Set down every record once more, exactly as given.
┌────────
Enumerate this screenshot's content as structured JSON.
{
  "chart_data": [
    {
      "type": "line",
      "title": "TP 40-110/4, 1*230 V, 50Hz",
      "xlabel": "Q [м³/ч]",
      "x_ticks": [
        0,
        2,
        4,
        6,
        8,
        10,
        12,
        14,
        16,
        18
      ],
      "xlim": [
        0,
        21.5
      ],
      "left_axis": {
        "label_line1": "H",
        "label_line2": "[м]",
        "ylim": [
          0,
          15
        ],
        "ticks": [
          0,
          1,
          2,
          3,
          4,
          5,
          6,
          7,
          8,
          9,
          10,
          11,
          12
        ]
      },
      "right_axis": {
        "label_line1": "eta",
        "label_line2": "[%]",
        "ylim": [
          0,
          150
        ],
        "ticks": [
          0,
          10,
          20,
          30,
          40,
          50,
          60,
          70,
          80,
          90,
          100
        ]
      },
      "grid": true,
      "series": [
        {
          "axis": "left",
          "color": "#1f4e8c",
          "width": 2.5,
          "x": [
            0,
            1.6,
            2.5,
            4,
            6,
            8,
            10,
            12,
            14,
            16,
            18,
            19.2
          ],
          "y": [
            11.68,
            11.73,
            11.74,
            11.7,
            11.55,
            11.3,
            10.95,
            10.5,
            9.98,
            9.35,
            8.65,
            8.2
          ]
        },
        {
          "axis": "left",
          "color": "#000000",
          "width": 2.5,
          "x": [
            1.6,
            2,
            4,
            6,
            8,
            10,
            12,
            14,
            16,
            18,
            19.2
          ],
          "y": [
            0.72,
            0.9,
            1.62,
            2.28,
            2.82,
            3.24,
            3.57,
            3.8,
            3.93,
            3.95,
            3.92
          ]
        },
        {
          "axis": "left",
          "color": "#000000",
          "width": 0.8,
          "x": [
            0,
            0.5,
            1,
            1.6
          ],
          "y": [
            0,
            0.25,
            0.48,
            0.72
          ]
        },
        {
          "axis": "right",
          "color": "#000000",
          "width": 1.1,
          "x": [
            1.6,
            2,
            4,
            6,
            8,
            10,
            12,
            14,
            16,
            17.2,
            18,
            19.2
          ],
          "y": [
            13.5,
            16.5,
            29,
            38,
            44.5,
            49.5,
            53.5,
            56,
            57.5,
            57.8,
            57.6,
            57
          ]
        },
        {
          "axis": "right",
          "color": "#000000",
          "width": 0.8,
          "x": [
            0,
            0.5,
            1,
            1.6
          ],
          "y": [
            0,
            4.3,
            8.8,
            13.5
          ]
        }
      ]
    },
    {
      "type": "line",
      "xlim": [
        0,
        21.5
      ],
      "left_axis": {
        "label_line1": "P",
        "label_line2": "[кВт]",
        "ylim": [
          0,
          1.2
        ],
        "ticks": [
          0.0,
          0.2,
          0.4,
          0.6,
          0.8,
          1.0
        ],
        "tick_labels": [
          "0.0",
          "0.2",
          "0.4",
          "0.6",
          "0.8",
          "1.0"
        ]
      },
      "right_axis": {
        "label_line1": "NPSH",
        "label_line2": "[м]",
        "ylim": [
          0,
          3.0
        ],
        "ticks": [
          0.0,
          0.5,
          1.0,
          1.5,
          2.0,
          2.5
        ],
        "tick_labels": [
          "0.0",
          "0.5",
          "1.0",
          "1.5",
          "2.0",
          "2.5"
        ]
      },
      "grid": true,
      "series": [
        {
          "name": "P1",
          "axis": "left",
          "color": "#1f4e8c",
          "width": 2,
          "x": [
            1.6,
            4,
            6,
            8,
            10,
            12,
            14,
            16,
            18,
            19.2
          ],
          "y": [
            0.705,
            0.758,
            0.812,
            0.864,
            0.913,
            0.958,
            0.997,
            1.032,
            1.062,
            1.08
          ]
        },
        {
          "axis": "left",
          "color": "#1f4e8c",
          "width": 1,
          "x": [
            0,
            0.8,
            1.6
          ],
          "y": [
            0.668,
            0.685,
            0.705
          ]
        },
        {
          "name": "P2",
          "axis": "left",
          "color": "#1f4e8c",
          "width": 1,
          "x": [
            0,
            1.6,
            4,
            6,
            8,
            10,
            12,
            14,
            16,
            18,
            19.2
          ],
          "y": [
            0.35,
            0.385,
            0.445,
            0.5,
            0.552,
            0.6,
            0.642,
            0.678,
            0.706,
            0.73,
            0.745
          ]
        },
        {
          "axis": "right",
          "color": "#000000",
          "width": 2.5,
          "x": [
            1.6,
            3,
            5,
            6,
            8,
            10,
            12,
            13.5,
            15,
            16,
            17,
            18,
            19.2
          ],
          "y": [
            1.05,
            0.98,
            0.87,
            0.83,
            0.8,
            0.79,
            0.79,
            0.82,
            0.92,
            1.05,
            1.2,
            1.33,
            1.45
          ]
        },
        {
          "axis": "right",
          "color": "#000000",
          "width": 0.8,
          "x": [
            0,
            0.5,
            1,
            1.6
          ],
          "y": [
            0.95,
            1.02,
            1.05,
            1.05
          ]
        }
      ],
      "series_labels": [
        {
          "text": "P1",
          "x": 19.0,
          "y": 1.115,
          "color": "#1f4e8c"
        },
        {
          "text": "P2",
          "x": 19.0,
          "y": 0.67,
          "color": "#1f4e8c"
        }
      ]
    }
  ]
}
└────────
--- Exercise output ---
Enumerate this screenshot's content as structured JSON.
{
  "chart_data": [
    {
      "type": "line",
      "title": "TP 40-110/4, 1*230 V, 50Hz",
      "xlabel": "Q [м³/ч]",
      "x_ticks": [
        0,
        2,
        4,
        6,
        8,
        10,
        12,
        14,
        16,
        18
      ],
      "xlim": [
        0,
        21.5
      ],
      "left_axis": {
        "label_line1": "H",
        "label_line2": "[м]",
        "ylim": [
          0,
          15
        ],
        "ticks": [
          0,
          1,
          2,
          3,
          4,
          5,
          6,
          7,
          8,
          9,
          10,
          11,
          12
        ]
      },
      "right_axis": {
        "label_line1": "eta",
        "label_line2": "[%]",
        "ylim": [
          0,
          150
        ],
        "ticks": [
          0,
          10,
          20,
          30,
          40,
          50,
          60,
          70,
          80,
          90,
          100
        ]
      },
      "grid": true,
      "series": [
        {
          "axis": "left",
          "color": "#1f4e8c",
          "width": 2.5,
          "x": [
            0,
            1.6,
            2.5,
            4,
            6,
            8,
            10,
            12,
            14,
            16,
            18,
            19.2
          ],
          "y": [
            11.68,
            11.73,
            11.74,
            11.7,
            11.55,
            11.3,
            10.95,
            10.5,
            9.98,
            9.35,
            8.65,
            8.2
          ]
        },
        {
          "axis": "left",
          "color": "#000000",
          "width": 2.5,
          "x": [
            1.6,
            2,
            4,
            6,
            8,
            10,
            12,
            14,
            16,
            18,
            19.2
          ],
          "y": [
            0.72,
            0.9,
            1.62,
            2.28,
            2.82,
            3.24,
            3.57,
            3.8,
            3.93,
            3.95,
            3.92
          ]
        },
        {
          "axis": "left",
          "color": "#000000",
          "width": 0.8,
          "x": [
            0,
            0.5,
            1,
            1.6
          ],
          "y": [
            0,
            0.25,
            0.48,
            0.72
          ]
        },
        {
          "axis": "right",
          "color": "#000000",
          "width": 1.1,
          "x": [
            1.6,
            2,
            4,
            6,
            8,
            10,
            12,
            14,
            16,
            17.2,
            18,
            19.2
          ],
          "y": [
            13.5,
            16.5,
            29,
            38,
            44.5,
            49.5,
            53.5,
            56,
            57.5,
            57.8,
            57.6,
            57
          ]
        },
        {
          "axis": "right",
          "color": "#000000",
          "width": 0.8,
          "x": [
            0,
            0.5,
            1,
            1.6
          ],
          "y": [
            0,
            4.3,
            8.8,
            13.5
          ]
        }
      ]
    },
    {
      "type": "line",
      "xlim": [
        0,
        21.5
      ],
      "left_axis": {
        "label_line1": "P",
        "label_line2": "[кВт]",
        "ylim": [
          0,
          1.2
        ],
        "ticks": [
          0.0,
          0.2,
          0.4,
          0.6,
          0.8,
          1.0
        ],
        "tick_labels": [
          "0.0",
          "0.2",
          "0.4",
          "0.6",
          "0.8",
          "1.0"
        ]
      },
      "right_axis": {
        "label_line1": "NPSH",
        "label_line2": "[м]",
        "ylim": [
          0,
          3.0
        ],
        "ticks": [
          0.0,
          0.5,
          1.0,
          1.5,
          2.0,
          2.5
        ],
        "tick_labels": [
          "0.0",
          "0.5",
          "1.0",
          "1.5",
          "2.0",
          "2.5"
        ]
      },
      "grid": true,
      "series": [
        {
          "name": "P1",
          "axis": "left",
          "color": "#1f4e8c",
          "width": 2,
          "x": [
            1.6,
            4,
            6,
            8,
            10,
            12,
            14,
            16,
            18,
            19.2
          ],
          "y": [
            0.705,
            0.758,
            0.812,
            0.864,
            0.913,
            0.958,
            0.997,
            1.032,
            1.062,
            1.08
          ]
        },
        {
          "axis": "left",
          "color": "#1f4e8c",
          "width": 1,
          "x": [
            0,
            0.8,
            1.6
          ],
          "y": [
            0.668,
            0.685,
            0.705
          ]
        },
        {
          "name": "P2",
          "axis": "left",
          "color": "#1f4e8c",
          "width": 1,
          "x": [
            0,
            1.6,
            4,
            6,
            8,
            10,
            12,
            14,
            16,
            18,
            19.2
          ],
          "y": [
            0.35,
            0.385,
            0.445,
            0.5,
            0.552,
            0.6,
            0.642,
            0.678,
            0.706,
            0.73,
            0.745
          ]
        },
        {
          "axis": "right",
          "color": "#000000",
          "width": 2.5,
          "x": [
            1.6,
            3,
            5,
            6,
            8,
            10,
            12,
            13.5,
            15,
            16,
            17,
            18,
            19.2
          ],
          "y": [
            1.05,
            0.98,
            0.87,
            0.83,
            0.8,
            0.79,
            0.79,
            0.82,
            0.92,
            1.05,
            1.2,
            1.33,
            1.45
          ]
        },
        {
          "axis": "right",
          "color": "#000000",
          "width": 0.8,
          "x": [
            0,
            0.5,
            1,
            1.6
          ],
          "y": [
            0.95,
            1.02,
            1.05,
            1.05
          ]
        }
      ],
      "series_labels": [
        {
          "text": "P1",
          "x": 19.0,
          "y": 1.115,
          "color": "#1f4e8c"
        },
        {
          "text": "P2",
          "x": 19.0,
          "y": 0.67,
          "color": "#1f4e8c"
        }
      ]
    }
  ]
}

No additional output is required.